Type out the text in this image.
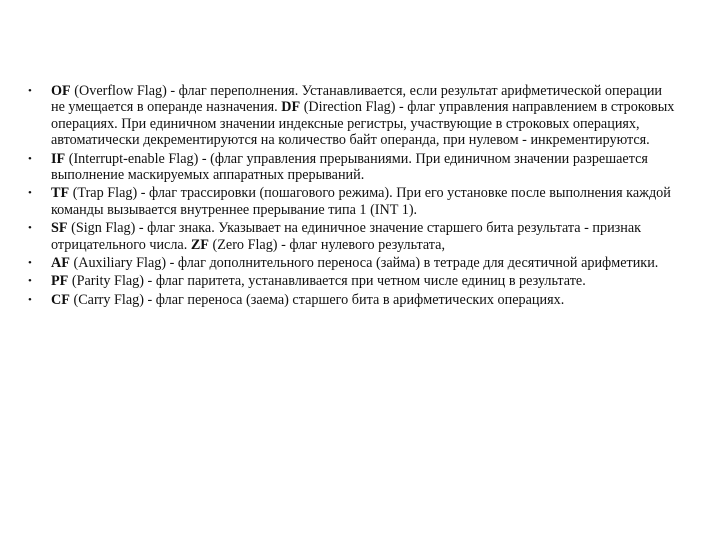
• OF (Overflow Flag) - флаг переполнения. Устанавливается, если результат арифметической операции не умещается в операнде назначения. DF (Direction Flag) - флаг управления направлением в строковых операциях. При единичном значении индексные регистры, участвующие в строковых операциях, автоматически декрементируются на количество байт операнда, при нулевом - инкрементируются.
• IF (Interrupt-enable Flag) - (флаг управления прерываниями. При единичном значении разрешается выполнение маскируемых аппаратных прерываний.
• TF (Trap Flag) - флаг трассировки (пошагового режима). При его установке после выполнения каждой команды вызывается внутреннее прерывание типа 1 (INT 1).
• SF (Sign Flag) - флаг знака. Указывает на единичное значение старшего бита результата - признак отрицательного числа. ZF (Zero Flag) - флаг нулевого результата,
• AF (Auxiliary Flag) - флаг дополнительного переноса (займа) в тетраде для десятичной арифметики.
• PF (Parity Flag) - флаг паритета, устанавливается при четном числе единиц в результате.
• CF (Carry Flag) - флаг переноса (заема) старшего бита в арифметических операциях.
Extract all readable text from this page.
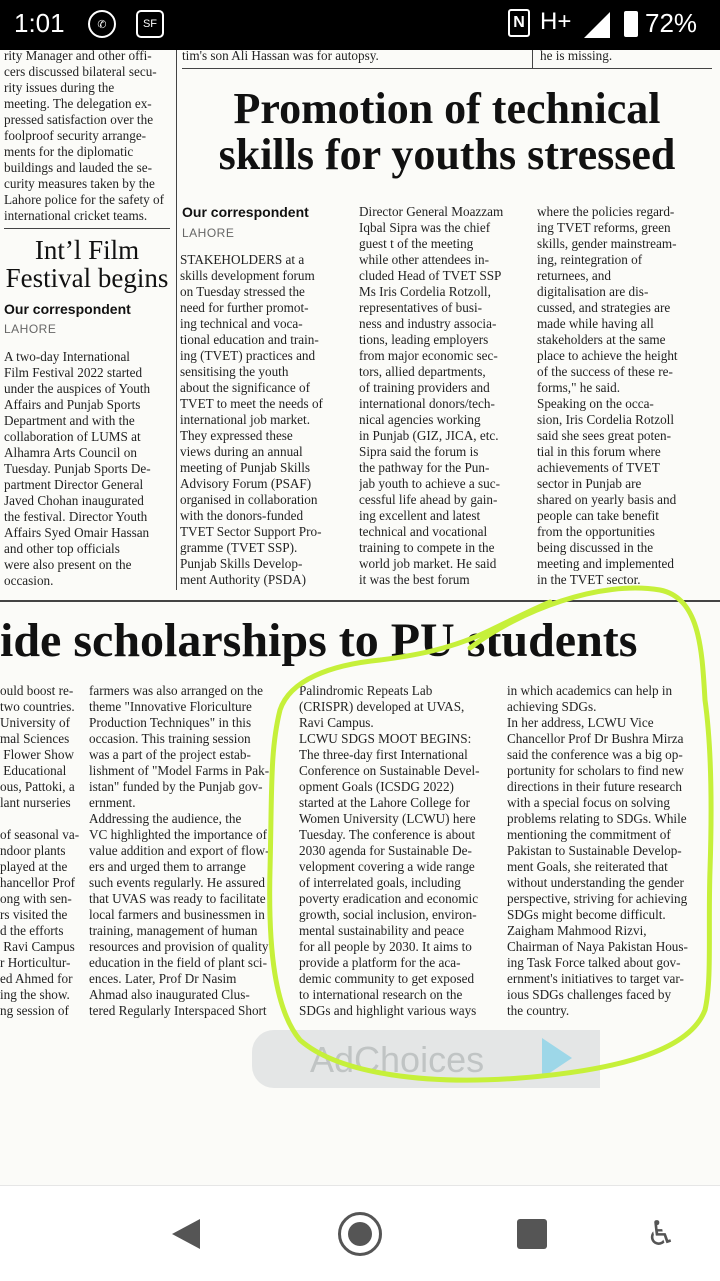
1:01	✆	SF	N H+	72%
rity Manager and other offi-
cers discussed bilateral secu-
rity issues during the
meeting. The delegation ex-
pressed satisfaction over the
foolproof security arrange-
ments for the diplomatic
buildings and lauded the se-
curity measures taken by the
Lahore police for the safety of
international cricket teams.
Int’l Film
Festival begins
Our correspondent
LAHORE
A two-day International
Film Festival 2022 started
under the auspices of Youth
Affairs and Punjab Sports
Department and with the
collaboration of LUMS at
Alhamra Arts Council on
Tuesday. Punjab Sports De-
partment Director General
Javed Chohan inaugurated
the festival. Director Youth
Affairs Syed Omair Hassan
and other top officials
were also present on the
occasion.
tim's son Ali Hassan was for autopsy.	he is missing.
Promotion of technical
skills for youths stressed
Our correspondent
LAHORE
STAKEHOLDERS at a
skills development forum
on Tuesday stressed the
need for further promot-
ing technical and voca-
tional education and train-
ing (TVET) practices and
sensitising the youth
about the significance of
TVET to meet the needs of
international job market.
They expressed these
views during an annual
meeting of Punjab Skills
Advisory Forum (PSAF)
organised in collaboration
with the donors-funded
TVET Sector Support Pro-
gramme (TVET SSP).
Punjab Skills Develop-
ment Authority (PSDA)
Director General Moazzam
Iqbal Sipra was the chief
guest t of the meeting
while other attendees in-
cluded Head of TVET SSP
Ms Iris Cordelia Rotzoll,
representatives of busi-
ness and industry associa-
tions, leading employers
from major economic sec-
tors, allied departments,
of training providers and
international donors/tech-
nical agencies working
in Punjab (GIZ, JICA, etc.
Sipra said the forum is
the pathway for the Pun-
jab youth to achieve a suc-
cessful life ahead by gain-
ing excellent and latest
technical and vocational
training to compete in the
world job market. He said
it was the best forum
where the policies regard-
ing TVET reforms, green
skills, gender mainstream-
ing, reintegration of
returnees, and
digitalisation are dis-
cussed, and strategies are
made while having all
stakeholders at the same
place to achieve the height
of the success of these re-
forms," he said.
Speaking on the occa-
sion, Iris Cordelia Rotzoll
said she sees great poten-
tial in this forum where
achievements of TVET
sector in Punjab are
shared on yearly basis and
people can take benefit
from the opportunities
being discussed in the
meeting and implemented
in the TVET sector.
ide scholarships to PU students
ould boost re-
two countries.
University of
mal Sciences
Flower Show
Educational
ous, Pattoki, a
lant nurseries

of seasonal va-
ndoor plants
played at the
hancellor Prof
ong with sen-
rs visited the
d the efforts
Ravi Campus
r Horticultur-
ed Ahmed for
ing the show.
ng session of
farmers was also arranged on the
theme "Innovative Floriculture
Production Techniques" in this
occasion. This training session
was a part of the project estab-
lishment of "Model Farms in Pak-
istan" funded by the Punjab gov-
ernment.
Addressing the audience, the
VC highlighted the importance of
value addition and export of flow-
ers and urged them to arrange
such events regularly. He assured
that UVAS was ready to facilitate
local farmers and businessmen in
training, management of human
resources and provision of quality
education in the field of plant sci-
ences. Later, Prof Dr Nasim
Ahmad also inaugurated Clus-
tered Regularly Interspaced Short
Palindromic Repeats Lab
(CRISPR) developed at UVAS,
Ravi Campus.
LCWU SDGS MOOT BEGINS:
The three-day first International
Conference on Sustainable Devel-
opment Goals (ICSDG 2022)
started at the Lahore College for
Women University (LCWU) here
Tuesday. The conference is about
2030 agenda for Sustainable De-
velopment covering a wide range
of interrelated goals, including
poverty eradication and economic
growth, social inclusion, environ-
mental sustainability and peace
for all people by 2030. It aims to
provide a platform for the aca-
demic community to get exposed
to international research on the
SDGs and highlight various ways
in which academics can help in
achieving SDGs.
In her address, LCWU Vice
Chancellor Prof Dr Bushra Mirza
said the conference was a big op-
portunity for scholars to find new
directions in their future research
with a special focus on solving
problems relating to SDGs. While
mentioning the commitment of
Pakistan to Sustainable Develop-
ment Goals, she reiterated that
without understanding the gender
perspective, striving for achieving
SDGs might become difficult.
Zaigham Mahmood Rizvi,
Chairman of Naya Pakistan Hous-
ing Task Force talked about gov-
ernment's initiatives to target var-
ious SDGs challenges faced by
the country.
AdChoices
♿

* Your objective *
Output every entry word for word, but omit the pictures.

* Written response *
Type out the text in this image.
• OF (Overflow Flag) - флаг переполнения. Устанавливается, если результат арифметической операции не умещается в операнде назначения. DF (Direction Flag) - флаг управления направлением в строковых операциях. При единичном значении индексные регистры, участвующие в строковых операциях, автоматически декрементируются на количество байт операнда, при нулевом - инкрементируются.
• IF (Interrupt-enable Flag) - (флаг управления прерываниями. При единичном значении разрешается выполнение маскируемых аппаратных прерываний.
• TF (Trap Flag) - флаг трассировки (пошагового режима). При его установке после выполнения каждой команды вызывается внутреннее прерывание типа 1 (INT 1).
• SF (Sign Flag) - флаг знака. Указывает на единичное значение старшего бита результата - признак отрицательного числа. ZF (Zero Flag) - флаг нулевого результата,
• AF (Auxiliary Flag) - флаг дополнительного переноса (займа) в тетраде для десятичной арифметики.
• PF (Parity Flag) - флаг паритета, устанавливается при четном числе единиц в результате.
• CF (Carry Flag) - флаг переноса (заема) старшего бита в арифметических операциях.
Extract all readable text from this page.
1:01	✆	SF	N H+	72%
rity Manager and other offi-
cers discussed bilateral secu-
rity issues during the
meeting. The delegation ex-
pressed satisfaction over the
foolproof security arrange-
ments for the diplomatic
buildings and lauded the se-
curity measures taken by the
Lahore police for the safety of
international cricket teams.
Int’l Film
Festival begins
Our correspondent
LAHORE
A two-day International
Film Festival 2022 started
under the auspices of Youth
Affairs and Punjab Sports
Department and with the
collaboration of LUMS at
Alhamra Arts Council on
Tuesday. Punjab Sports De-
partment Director General
Javed Chohan inaugurated
the festival. Director Youth
Affairs Syed Omair Hassan
and other top officials
were also present on the
occasion.
tim's son Ali Hassan was for autopsy.	he is missing.
Promotion of technical
skills for youths stressed
Our correspondent
LAHORE
STAKEHOLDERS at a
skills development forum
on Tuesday stressed the
need for further promot-
ing technical and voca-
tional education and train-
ing (TVET) practices and
sensitising the youth
about the significance of
TVET to meet the needs of
international job market.
They expressed these
views during an annual
meeting of Punjab Skills
Advisory Forum (PSAF)
organised in collaboration
with the donors-funded
TVET Sector Support Pro-
gramme (TVET SSP).
Punjab Skills Develop-
ment Authority (PSDA)
Director General Moazzam
Iqbal Sipra was the chief
guest t of the meeting
while other attendees in-
cluded Head of TVET SSP
Ms Iris Cordelia Rotzoll,
representatives of busi-
ness and industry associa-
tions, leading employers
from major economic sec-
tors, allied departments,
of training providers and
international donors/tech-
nical agencies working
in Punjab (GIZ, JICA, etc.
Sipra said the forum is
the pathway for the Pun-
jab youth to achieve a suc-
cessful life ahead by gain-
ing excellent and latest
technical and vocational
training to compete in the
world job market. He said
it was the best forum
where the policies regard-
ing TVET reforms, green
skills, gender mainstream-
ing, reintegration of
returnees, and
digitalisation are dis-
cussed, and strategies are
made while having all
stakeholders at the same
place to achieve the height
of the success of these re-
forms," he said.
Speaking on the occa-
sion, Iris Cordelia Rotzoll
said she sees great poten-
tial in this forum where
achievements of TVET
sector in Punjab are
shared on yearly basis and
people can take benefit
from the opportunities
being discussed in the
meeting and implemented
in the TVET sector.
ide scholarships to PU students
ould boost re-
two countries.
University of
mal Sciences
Flower Show
Educational
ous, Pattoki, a
lant nurseries

of seasonal va-
ndoor plants
played at the
hancellor Prof
ong with sen-
rs visited the
d the efforts
Ravi Campus
r Horticultur-
ed Ahmed for
ing the show.
ng session of
farmers was also arranged on the
theme "Innovative Floriculture
Production Techniques" in this
occasion. This training session
was a part of the project estab-
lishment of "Model Farms in Pak-
istan" funded by the Punjab gov-
ernment.
Addressing the audience, the
VC highlighted the importance of
value addition and export of flow-
ers and urged them to arrange
such events regularly. He assured
that UVAS was ready to facilitate
local farmers and businessmen in
training, management of human
resources and provision of quality
education in the field of plant sci-
ences. Later, Prof Dr Nasim
Ahmad also inaugurated Clus-
tered Regularly Interspaced Short
Palindromic Repeats Lab
(CRISPR) developed at UVAS,
Ravi Campus.
LCWU SDGS MOOT BEGINS:
The three-day first International
Conference on Sustainable Devel-
opment Goals (ICSDG 2022)
started at the Lahore College for
Women University (LCWU) here
Tuesday. The conference is about
2030 agenda for Sustainable De-
velopment covering a wide range
of interrelated goals, including
poverty eradication and economic
growth, social inclusion, environ-
mental sustainability and peace
for all people by 2030. It aims to
provide a platform for the aca-
demic community to get exposed
to international research on the
SDGs and highlight various ways
in which academics can help in
achieving SDGs.
In her address, LCWU Vice
Chancellor Prof Dr Bushra Mirza
said the conference was a big op-
portunity for scholars to find new
directions in their future research
with a special focus on solving
problems relating to SDGs. While
mentioning the commitment of
Pakistan to Sustainable Develop-
ment Goals, she reiterated that
without understanding the gender
perspective, striving for achieving
SDGs might become difficult.
Zaigham Mahmood Rizvi,
Chairman of Naya Pakistan Hous-
ing Task Force talked about gov-
ernment's initiatives to target var-
ious SDGs challenges faced by
the country.
AdChoices
♿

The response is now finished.